(Exercise materials)
────

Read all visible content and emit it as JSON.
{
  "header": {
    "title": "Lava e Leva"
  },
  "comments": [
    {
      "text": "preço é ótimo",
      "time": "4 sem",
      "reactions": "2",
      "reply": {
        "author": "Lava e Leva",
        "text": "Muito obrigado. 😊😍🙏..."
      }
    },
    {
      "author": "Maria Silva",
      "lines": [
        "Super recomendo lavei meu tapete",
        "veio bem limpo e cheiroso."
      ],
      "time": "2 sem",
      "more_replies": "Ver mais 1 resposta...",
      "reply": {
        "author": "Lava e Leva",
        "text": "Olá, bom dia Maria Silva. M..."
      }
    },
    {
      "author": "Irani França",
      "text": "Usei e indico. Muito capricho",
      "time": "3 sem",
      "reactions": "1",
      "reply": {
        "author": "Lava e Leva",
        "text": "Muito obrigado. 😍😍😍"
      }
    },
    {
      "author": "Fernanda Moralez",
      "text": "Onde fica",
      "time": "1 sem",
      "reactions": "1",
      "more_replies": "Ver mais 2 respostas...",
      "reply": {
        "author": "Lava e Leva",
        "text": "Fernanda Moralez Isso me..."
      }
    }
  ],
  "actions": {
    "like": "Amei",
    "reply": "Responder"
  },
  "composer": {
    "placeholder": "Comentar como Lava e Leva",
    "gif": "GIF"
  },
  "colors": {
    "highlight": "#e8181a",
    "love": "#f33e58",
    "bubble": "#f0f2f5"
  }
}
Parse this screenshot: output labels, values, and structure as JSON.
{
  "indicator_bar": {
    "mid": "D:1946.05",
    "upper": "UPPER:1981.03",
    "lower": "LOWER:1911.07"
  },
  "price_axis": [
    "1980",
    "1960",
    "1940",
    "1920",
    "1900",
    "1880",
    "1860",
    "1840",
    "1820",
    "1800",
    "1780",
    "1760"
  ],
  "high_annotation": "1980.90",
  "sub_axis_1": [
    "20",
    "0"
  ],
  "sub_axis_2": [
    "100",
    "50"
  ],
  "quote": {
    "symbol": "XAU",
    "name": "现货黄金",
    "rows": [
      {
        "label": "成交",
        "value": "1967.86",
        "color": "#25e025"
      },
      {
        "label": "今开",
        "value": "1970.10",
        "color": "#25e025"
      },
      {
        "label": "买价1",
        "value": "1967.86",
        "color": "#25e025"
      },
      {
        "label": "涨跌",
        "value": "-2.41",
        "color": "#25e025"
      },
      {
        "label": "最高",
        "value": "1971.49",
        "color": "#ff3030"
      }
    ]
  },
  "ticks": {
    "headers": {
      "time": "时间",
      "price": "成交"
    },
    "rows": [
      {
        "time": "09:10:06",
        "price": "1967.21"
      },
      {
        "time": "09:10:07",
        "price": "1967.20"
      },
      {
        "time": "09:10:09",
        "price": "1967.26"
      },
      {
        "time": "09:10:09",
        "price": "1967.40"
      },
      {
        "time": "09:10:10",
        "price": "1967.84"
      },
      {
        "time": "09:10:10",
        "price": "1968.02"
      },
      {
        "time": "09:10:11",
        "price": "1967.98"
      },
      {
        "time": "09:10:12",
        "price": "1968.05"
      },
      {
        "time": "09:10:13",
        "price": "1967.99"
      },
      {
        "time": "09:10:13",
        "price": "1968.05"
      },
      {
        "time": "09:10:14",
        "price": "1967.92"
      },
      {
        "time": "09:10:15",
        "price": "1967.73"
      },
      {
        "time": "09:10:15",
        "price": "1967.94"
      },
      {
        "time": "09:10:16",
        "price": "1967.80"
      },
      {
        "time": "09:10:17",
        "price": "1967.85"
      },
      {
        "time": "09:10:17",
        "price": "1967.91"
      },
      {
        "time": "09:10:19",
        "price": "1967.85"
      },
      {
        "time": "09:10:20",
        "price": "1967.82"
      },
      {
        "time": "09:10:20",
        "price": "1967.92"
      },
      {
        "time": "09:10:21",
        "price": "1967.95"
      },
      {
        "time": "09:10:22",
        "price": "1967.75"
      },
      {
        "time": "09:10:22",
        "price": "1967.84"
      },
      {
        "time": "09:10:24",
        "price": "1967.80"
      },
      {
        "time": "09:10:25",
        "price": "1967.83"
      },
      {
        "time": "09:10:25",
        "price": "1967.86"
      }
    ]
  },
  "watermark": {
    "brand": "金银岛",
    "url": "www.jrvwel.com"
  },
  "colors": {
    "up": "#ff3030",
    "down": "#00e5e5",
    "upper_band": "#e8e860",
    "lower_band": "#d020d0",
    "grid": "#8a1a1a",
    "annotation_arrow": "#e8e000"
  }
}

────

Report all lines of the data above that include the string "JSON".

(The solution)
Read all visible content and emit it as JSON.
Parse this screenshot: output labels, values, and structure as JSON.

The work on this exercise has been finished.